▶ RAW DATA:
——
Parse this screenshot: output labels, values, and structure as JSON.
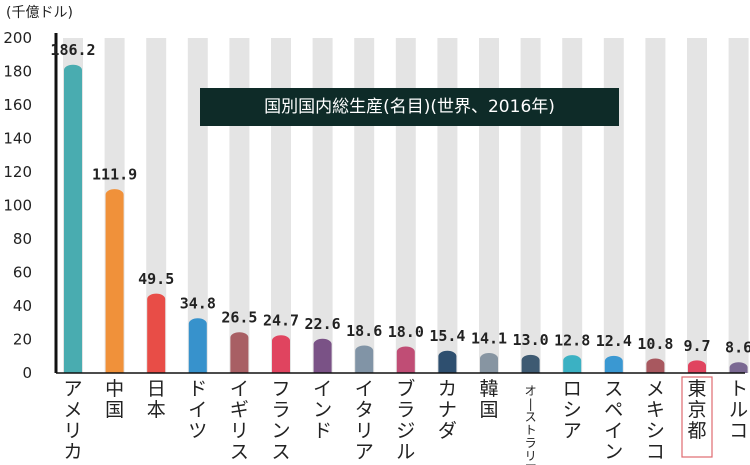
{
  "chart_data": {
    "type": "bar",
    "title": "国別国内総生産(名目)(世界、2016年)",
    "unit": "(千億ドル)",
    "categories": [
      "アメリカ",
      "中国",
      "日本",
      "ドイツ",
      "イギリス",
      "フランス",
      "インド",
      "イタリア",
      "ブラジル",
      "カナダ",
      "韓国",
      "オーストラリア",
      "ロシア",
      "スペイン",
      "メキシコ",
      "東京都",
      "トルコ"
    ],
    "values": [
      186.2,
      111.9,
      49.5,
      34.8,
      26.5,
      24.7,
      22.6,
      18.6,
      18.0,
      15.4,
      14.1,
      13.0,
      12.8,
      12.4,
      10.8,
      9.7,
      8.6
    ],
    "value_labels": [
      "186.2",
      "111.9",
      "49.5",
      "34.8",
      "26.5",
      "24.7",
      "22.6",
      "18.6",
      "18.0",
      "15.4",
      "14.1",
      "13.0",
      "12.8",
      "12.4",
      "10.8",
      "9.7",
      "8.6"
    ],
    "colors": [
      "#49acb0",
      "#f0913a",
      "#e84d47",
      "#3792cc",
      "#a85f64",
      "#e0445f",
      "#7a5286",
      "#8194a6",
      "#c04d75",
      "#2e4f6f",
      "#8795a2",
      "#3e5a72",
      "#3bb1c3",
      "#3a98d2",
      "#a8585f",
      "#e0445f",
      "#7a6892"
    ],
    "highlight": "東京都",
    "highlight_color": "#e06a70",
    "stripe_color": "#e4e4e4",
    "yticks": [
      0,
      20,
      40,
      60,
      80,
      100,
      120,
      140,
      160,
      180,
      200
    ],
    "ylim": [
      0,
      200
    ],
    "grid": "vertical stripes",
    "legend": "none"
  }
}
——
▶ OBJECTIVE: In the records above, find the lines containing "values" and copy them.

▶ WRITTEN REPLY:
Parse this screenshot: output labels, values, and structure as JSON.
    "values": [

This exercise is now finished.